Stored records
================

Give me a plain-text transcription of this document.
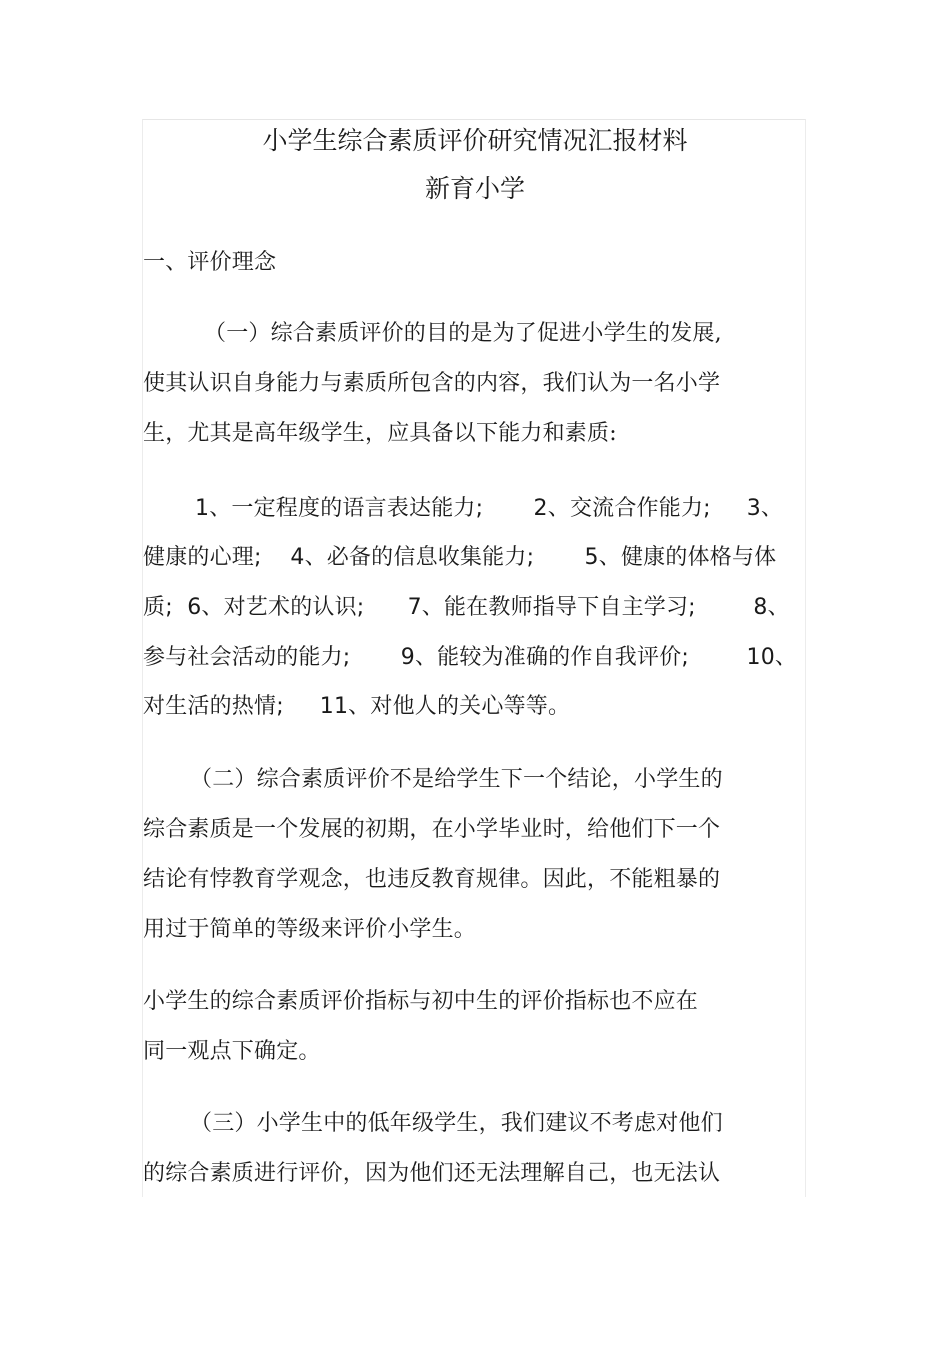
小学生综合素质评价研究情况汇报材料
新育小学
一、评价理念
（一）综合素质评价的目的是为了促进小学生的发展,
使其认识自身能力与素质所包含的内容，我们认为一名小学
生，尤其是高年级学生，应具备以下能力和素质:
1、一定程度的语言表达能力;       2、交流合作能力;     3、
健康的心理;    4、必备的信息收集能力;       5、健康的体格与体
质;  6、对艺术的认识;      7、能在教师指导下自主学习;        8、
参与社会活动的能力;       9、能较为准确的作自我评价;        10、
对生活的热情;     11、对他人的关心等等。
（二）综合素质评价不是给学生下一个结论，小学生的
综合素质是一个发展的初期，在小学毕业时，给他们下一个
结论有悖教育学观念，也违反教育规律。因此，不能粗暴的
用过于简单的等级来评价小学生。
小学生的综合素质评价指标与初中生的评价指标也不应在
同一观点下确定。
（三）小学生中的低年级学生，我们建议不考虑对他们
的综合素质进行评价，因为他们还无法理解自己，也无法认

================

- [Objective]: Repeat all of the records verbatim, leaving out the pictures.

- [Reply to the task]:
Give me a plain-text transcription of this document.
小学生综合素质评价研究情况汇报材料
新育小学
一、评价理念
（一）综合素质评价的目的是为了促进小学生的发展,
使其认识自身能力与素质所包含的内容，我们认为一名小学
生，尤其是高年级学生，应具备以下能力和素质:
1、一定程度的语言表达能力;       2、交流合作能力;     3、
健康的心理;    4、必备的信息收集能力;       5、健康的体格与体
质;  6、对艺术的认识;      7、能在教师指导下自主学习;        8、
参与社会活动的能力;       9、能较为准确的作自我评价;        10、
对生活的热情;     11、对他人的关心等等。
（二）综合素质评价不是给学生下一个结论，小学生的
综合素质是一个发展的初期，在小学毕业时，给他们下一个
结论有悖教育学观念，也违反教育规律。因此，不能粗暴的
用过于简单的等级来评价小学生。
小学生的综合素质评价指标与初中生的评价指标也不应在
同一观点下确定。
（三）小学生中的低年级学生，我们建议不考虑对他们
的综合素质进行评价，因为他们还无法理解自己，也无法认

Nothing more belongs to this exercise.